**WHAT THE TASK REQUIRES:** Change every "data-point" in the data below to "marker", and reproduce all the lines with nothing else altered.

**DATA SECTION:**
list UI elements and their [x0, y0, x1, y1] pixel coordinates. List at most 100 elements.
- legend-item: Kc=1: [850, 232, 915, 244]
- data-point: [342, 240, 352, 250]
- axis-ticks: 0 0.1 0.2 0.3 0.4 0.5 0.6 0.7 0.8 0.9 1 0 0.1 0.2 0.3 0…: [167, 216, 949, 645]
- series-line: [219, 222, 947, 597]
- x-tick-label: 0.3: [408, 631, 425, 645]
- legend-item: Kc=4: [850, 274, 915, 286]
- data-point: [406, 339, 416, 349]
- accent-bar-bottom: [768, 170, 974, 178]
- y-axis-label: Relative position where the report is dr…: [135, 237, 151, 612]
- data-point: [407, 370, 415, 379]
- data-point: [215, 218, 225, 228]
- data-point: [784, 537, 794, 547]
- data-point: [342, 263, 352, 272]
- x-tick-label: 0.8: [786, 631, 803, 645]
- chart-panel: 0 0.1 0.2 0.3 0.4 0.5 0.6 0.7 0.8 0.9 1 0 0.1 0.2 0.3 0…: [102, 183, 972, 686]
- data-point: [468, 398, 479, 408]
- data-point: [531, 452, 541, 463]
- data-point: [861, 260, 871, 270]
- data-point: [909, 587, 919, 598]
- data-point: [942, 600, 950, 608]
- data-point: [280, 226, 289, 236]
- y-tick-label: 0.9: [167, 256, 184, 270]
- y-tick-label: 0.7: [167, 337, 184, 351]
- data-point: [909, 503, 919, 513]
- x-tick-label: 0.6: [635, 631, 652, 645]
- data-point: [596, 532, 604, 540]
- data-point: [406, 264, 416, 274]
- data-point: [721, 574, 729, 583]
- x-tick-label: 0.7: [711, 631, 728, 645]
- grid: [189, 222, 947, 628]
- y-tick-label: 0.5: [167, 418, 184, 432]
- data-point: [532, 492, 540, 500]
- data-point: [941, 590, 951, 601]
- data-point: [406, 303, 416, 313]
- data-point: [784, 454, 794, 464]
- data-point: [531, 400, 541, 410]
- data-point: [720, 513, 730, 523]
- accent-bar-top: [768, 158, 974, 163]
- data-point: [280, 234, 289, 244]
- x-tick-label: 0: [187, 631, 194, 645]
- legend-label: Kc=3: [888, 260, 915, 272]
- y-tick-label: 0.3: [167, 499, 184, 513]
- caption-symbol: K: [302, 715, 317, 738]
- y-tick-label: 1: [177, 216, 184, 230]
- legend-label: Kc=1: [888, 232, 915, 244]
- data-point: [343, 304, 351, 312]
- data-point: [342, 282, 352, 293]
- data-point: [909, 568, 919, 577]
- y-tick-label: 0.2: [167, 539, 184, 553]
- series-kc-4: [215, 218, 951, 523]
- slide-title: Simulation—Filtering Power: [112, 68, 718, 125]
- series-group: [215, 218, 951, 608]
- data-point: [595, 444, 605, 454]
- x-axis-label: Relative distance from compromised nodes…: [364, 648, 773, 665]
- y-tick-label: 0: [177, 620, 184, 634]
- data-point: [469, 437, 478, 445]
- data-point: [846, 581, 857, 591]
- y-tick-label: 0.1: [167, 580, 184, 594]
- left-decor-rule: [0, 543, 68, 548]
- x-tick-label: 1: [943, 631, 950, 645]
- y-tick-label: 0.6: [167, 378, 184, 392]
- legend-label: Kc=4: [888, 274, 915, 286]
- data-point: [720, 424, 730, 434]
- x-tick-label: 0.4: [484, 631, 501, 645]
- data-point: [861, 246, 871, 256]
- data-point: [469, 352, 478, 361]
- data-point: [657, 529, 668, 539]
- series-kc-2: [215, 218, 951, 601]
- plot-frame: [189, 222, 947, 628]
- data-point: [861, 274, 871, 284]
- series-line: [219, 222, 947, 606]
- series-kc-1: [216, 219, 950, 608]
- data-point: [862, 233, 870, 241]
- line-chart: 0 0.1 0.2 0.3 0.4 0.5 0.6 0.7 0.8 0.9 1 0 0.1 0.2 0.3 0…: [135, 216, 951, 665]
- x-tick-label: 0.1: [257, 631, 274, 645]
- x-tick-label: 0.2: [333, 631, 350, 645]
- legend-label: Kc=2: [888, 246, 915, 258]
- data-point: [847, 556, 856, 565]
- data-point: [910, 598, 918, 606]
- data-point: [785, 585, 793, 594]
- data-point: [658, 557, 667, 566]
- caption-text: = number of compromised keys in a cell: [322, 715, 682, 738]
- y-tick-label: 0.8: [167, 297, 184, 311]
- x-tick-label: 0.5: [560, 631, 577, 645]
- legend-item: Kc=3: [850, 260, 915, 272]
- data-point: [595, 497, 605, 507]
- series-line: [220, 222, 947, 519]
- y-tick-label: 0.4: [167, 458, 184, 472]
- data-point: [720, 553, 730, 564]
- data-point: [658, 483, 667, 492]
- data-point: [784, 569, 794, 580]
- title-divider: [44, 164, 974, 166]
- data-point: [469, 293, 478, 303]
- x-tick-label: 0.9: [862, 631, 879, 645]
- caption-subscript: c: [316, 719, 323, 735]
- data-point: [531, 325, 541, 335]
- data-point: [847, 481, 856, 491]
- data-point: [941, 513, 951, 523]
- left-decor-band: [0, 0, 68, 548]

**ANSWER BELOW:**
list UI elements and their [x0, y0, x1, y1] pixel coordinates. List at most 100 elements.
- legend-item: Kc=1: [850, 232, 915, 244]
- marker: [342, 240, 352, 250]
- axis-ticks: 0 0.1 0.2 0.3 0.4 0.5 0.6 0.7 0.8 0.9 1 0 0.1 0.2 0.3 0…: [167, 216, 949, 645]
- series-line: [219, 222, 947, 597]
- x-tick-label: 0.3: [408, 631, 425, 645]
- legend-item: Kc=4: [850, 274, 915, 286]
- marker: [406, 339, 416, 349]
- accent-bar-bottom: [768, 170, 974, 178]
- y-axis-label: Relative position where the report is dr…: [135, 237, 151, 612]
- marker: [407, 370, 415, 379]
- marker: [215, 218, 225, 228]
- marker: [784, 537, 794, 547]
- marker: [342, 263, 352, 272]
- x-tick-label: 0.8: [786, 631, 803, 645]
- chart-panel: 0 0.1 0.2 0.3 0.4 0.5 0.6 0.7 0.8 0.9 1 0 0.1 0.2 0.3 0…: [102, 183, 972, 686]
- marker: [468, 398, 479, 408]
- marker: [531, 452, 541, 463]
- marker: [861, 260, 871, 270]
- marker: [909, 587, 919, 598]
- marker: [942, 600, 950, 608]
- marker: [280, 226, 289, 236]
- y-tick-label: 0.9: [167, 256, 184, 270]
- y-tick-label: 0.7: [167, 337, 184, 351]
- marker: [909, 503, 919, 513]
- x-tick-label: 0.6: [635, 631, 652, 645]
- marker: [596, 532, 604, 540]
- marker: [406, 264, 416, 274]
- marker: [721, 574, 729, 583]
- x-tick-label: 0.7: [711, 631, 728, 645]
- grid: [189, 222, 947, 628]
- y-tick-label: 0.5: [167, 418, 184, 432]
- marker: [532, 492, 540, 500]
- marker: [941, 590, 951, 601]
- marker: [406, 303, 416, 313]
- marker: [784, 454, 794, 464]
- marker: [531, 400, 541, 410]
- marker: [720, 513, 730, 523]
- accent-bar-top: [768, 158, 974, 163]
- marker: [280, 234, 289, 244]
- x-tick-label: 0: [187, 631, 194, 645]
- legend-label: Kc=3: [888, 260, 915, 272]
- y-tick-label: 0.3: [167, 499, 184, 513]
- caption-symbol: K: [302, 715, 317, 738]
- y-tick-label: 1: [177, 216, 184, 230]
- legend-label: Kc=1: [888, 232, 915, 244]
- marker: [343, 304, 351, 312]
- marker: [342, 282, 352, 293]
- marker: [909, 568, 919, 577]
- y-tick-label: 0.2: [167, 539, 184, 553]
- series-kc-4: [215, 218, 951, 523]
- slide-title: Simulation—Filtering Power: [112, 68, 718, 125]
- series-group: [215, 218, 951, 608]
- marker: [595, 444, 605, 454]
- x-axis-label: Relative distance from compromised nodes…: [364, 648, 773, 665]
- y-tick-label: 0: [177, 620, 184, 634]
- marker: [469, 437, 478, 445]
- marker: [846, 581, 857, 591]
- y-tick-label: 0.1: [167, 580, 184, 594]
- left-decor-rule: [0, 543, 68, 548]
- x-tick-label: 1: [943, 631, 950, 645]
- y-tick-label: 0.6: [167, 378, 184, 392]
- legend-label: Kc=4: [888, 274, 915, 286]
- marker: [720, 424, 730, 434]
- x-tick-label: 0.4: [484, 631, 501, 645]
- marker: [861, 246, 871, 256]
- marker: [469, 352, 478, 361]
- marker: [657, 529, 668, 539]
- series-kc-2: [215, 218, 951, 601]
- plot-frame: [189, 222, 947, 628]
- marker: [861, 274, 871, 284]
- series-line: [219, 222, 947, 606]
- series-kc-1: [216, 219, 950, 608]
- marker: [862, 233, 870, 241]
- line-chart: 0 0.1 0.2 0.3 0.4 0.5 0.6 0.7 0.8 0.9 1 0 0.1 0.2 0.3 0…: [135, 216, 951, 665]
- x-tick-label: 0.1: [257, 631, 274, 645]
- x-tick-label: 0.2: [333, 631, 350, 645]
- legend-label: Kc=2: [888, 246, 915, 258]
- marker: [847, 556, 856, 565]
- marker: [910, 598, 918, 606]
- marker: [785, 585, 793, 594]
- marker: [658, 557, 667, 566]
- caption-text: = number of compromised keys in a cell: [322, 715, 682, 738]
- y-tick-label: 0.8: [167, 297, 184, 311]
- x-tick-label: 0.5: [560, 631, 577, 645]
- legend-item: Kc=3: [850, 260, 915, 272]
- marker: [595, 497, 605, 507]
- series-line: [220, 222, 947, 519]
- y-tick-label: 0.4: [167, 458, 184, 472]
- marker: [720, 553, 730, 564]
- marker: [658, 483, 667, 492]
- marker: [784, 569, 794, 580]
- title-divider: [44, 164, 974, 166]
- marker: [469, 293, 478, 303]
- x-tick-label: 0.9: [862, 631, 879, 645]
- caption-subscript: c: [316, 719, 323, 735]
- marker: [531, 325, 541, 335]
- marker: [847, 481, 856, 491]
- marker: [941, 513, 951, 523]
- left-decor-band: [0, 0, 68, 548]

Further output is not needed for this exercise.